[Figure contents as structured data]
== == ==

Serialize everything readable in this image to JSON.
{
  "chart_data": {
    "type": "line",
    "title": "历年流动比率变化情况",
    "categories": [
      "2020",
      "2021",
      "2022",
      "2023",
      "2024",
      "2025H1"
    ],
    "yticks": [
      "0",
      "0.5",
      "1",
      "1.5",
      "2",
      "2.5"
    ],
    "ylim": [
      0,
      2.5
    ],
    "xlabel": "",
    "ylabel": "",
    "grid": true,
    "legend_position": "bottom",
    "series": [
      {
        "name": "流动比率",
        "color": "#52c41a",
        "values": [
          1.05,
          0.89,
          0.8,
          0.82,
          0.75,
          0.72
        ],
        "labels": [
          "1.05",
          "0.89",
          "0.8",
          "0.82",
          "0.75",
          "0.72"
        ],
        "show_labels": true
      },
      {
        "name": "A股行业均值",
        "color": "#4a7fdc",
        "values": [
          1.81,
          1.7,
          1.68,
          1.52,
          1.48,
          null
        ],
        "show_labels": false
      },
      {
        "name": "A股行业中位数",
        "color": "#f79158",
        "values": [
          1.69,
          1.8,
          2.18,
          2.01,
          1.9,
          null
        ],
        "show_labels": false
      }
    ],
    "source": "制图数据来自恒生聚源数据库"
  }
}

== == ==

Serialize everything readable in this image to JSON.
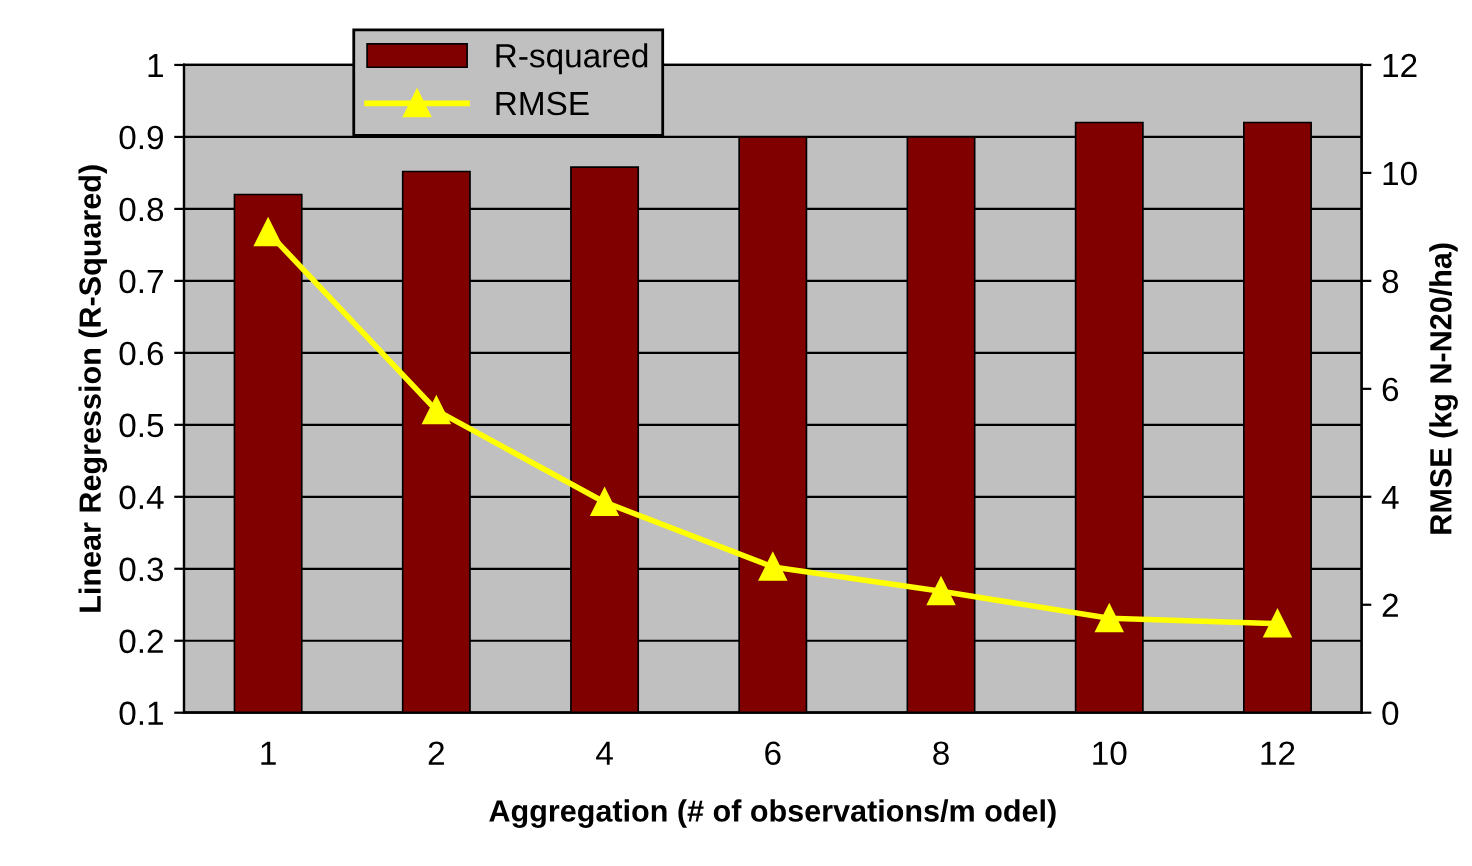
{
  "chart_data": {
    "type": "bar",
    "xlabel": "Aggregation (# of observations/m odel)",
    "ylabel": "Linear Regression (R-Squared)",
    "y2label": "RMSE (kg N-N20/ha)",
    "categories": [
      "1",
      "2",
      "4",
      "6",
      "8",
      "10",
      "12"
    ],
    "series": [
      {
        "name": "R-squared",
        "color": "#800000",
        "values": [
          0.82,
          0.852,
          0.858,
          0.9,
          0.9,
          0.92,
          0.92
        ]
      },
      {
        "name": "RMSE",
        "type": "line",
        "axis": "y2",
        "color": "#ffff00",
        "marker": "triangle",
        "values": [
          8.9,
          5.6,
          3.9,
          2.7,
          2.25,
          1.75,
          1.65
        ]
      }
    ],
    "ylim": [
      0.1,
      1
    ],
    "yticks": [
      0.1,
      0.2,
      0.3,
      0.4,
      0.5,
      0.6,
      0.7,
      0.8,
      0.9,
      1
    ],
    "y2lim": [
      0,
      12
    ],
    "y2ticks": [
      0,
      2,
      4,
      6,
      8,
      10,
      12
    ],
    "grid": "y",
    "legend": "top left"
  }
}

== == ==

## WHAT THE EXERCISE ASKS
Write out every line from the entries where "ylabel" appears.

## SOLUTION
    "ylabel": "",
    "ylabel": "Linear Regression (R-Squared)",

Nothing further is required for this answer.